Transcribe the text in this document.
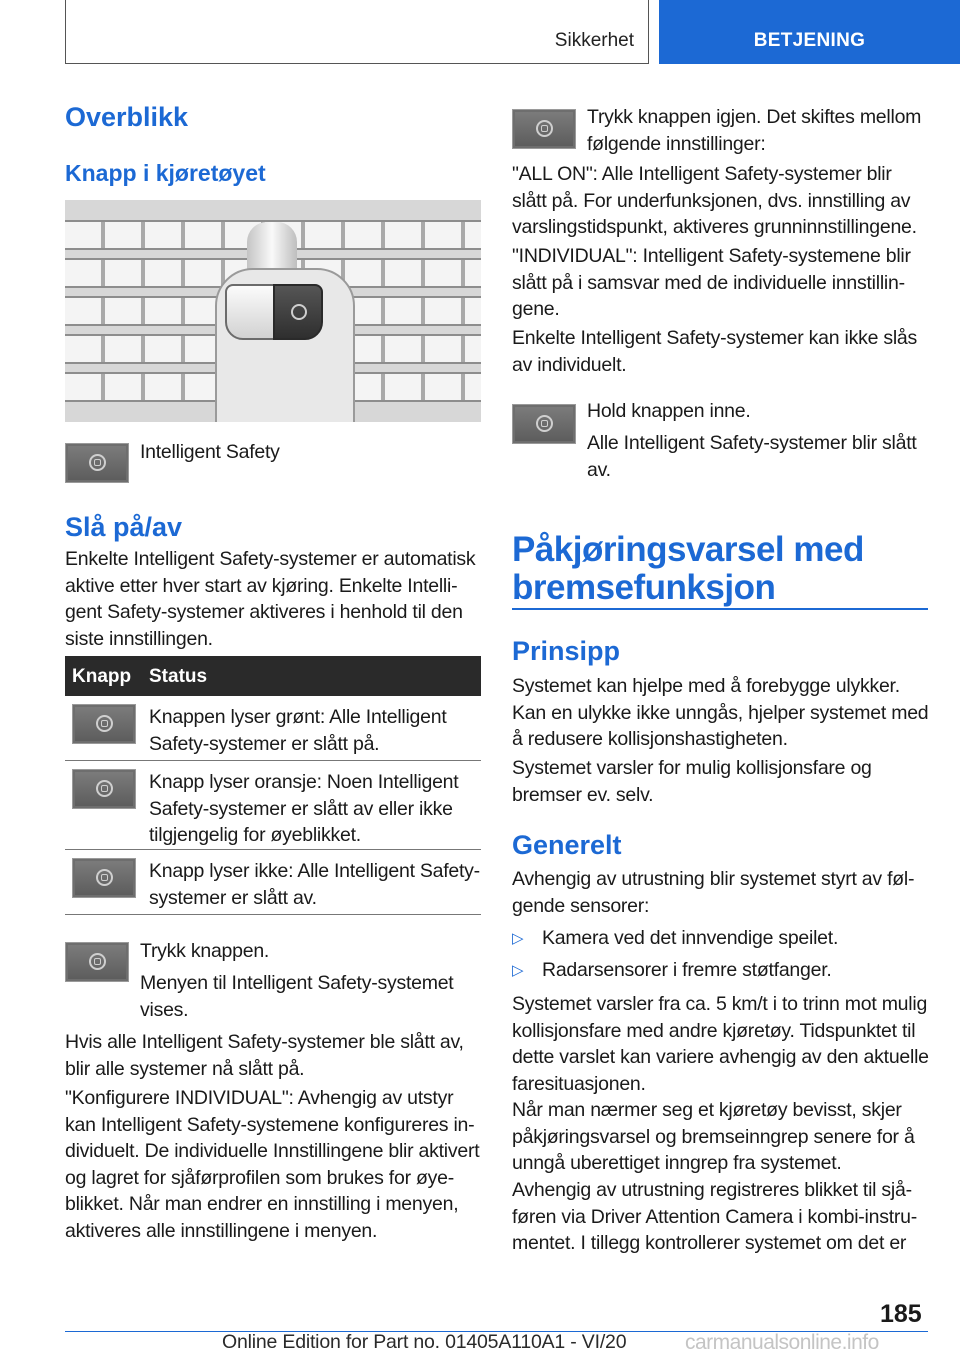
Sikkerhet	BETJENING
Overblikk
Knapp i kjøretøyet
Intelligent Safety
Slå på/av
Enkelte Intelligent Safety-systemer er automatisk aktive etter hver start av kjøring. Enkelte Intelligent Safety-systemer aktiveres i henhold til den siste innstillingen.
Knapp Status
Knappen lyser grønt: Alle Intelligent Safety-systemer er slått på.
Knapp lyser oransje: Noen Intelligent Safety-systemer er slått av eller ikke tilgjengelig for øyeblikket.
Knapp lyser ikke: Alle Intelligent Safety-systemer er slått av.
Trykk knappen.
Menyen til Intelligent Safety-systemet vises.
Hvis alle Intelligent Safety-systemer ble slått av, blir alle systemer nå slått på.
"Konfigurere INDIVIDUAL": Avhengig av utstyr kan Intelligent Safety-systemene konfigureres individuelt. De individuelle Innstillingene blir aktivert og lagret for sjåførprofilen som brukes for øyeblikket. Når man endrer en innstilling i menyen, aktiveres alle innstillingene i menyen.
Trykk knappen igjen. Det skiftes mellom følgende innstillinger:
"ALL ON": Alle Intelligent Safety-systemer blir slått på. For underfunksjonen, dvs. innstilling av varslingstidspunkt, aktiveres grunninnstillingene.
"INDIVIDUAL": Intelligent Safety-systemene blir slått på i samsvar med de individuelle innstillingene.
Enkelte Intelligent Safety-systemer kan ikke slås av individuelt.
Hold knappen inne.
Alle Intelligent Safety-systemer blir slått av.
Påkjøringsvarsel med bremsefunksjon
Prinsipp
Systemet kan hjelpe med å forebygge ulykker. Kan en ulykke ikke unngås, hjelper systemet med å redusere kollisjonshastigheten.
Systemet varsler for mulig kollisjonsfare og bremser ev. selv.
Generelt
Avhengig av utrustning blir systemet styrt av følgende sensorer:
▷ Kamera ved det innvendige speilet.
▷ Radarsensorer i fremre støtfanger.
Systemet varsler fra ca. 5 km/t i to trinn mot mulig kollisjonsfare med andre kjøretøy. Tidspunktet til dette varslet kan variere avhengig av den aktuelle faresituasjonen.
Når man nærmer seg et kjøretøy bevisst, skjer påkjøringsvarsel og bremseinngrep senere for å unngå uberettiget inngrep fra systemet.
Avhengig av utrustning registreres blikket til sjåføren via Driver Attention Camera i kombi-instrumentet. I tillegg kontrollerer systemet om det er
185
Online Edition for Part no. 01405A110A1 - VI/20	carmanualsonline.info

◆ **STATED EXERCISE**
Write out all the entries word for word, but skip any images.

◆ **FULL OUTPUT**
Transcribe the text in this document.
Sikkerhet	BETJENING
Overblikk
Knapp i kjøretøyet
Intelligent Safety
Slå på/av
Enkelte Intelligent Safety-systemer er automatisk aktive etter hver start av kjøring. Enkelte Intelligent Safety-systemer aktiveres i henhold til den siste innstillingen.
Knapp Status
Knappen lyser grønt: Alle Intelligent Safety-systemer er slått på.
Knapp lyser oransje: Noen Intelligent Safety-systemer er slått av eller ikke tilgjengelig for øyeblikket.
Knapp lyser ikke: Alle Intelligent Safety-systemer er slått av.
Trykk knappen.
Menyen til Intelligent Safety-systemet vises.
Hvis alle Intelligent Safety-systemer ble slått av, blir alle systemer nå slått på.
"Konfigurere INDIVIDUAL": Avhengig av utstyr kan Intelligent Safety-systemene konfigureres individuelt. De individuelle Innstillingene blir aktivert og lagret for sjåførprofilen som brukes for øyeblikket. Når man endrer en innstilling i menyen, aktiveres alle innstillingene i menyen.
Trykk knappen igjen. Det skiftes mellom følgende innstillinger:
"ALL ON": Alle Intelligent Safety-systemer blir slått på. For underfunksjonen, dvs. innstilling av varslingstidspunkt, aktiveres grunninnstillingene.
"INDIVIDUAL": Intelligent Safety-systemene blir slått på i samsvar med de individuelle innstillingene.
Enkelte Intelligent Safety-systemer kan ikke slås av individuelt.
Hold knappen inne.
Alle Intelligent Safety-systemer blir slått av.
Påkjøringsvarsel med bremsefunksjon
Prinsipp
Systemet kan hjelpe med å forebygge ulykker. Kan en ulykke ikke unngås, hjelper systemet med å redusere kollisjonshastigheten.
Systemet varsler for mulig kollisjonsfare og bremser ev. selv.
Generelt
Avhengig av utrustning blir systemet styrt av følgende sensorer:
▷ Kamera ved det innvendige speilet.
▷ Radarsensorer i fremre støtfanger.
Systemet varsler fra ca. 5 km/t i to trinn mot mulig kollisjonsfare med andre kjøretøy. Tidspunktet til dette varslet kan variere avhengig av den aktuelle faresituasjonen.
Når man nærmer seg et kjøretøy bevisst, skjer påkjøringsvarsel og bremseinngrep senere for å unngå uberettiget inngrep fra systemet.
Avhengig av utrustning registreres blikket til sjåføren via Driver Attention Camera i kombi-instrumentet. I tillegg kontrollerer systemet om det er
185
Online Edition for Part no. 01405A110A1 - VI/20	carmanualsonline.info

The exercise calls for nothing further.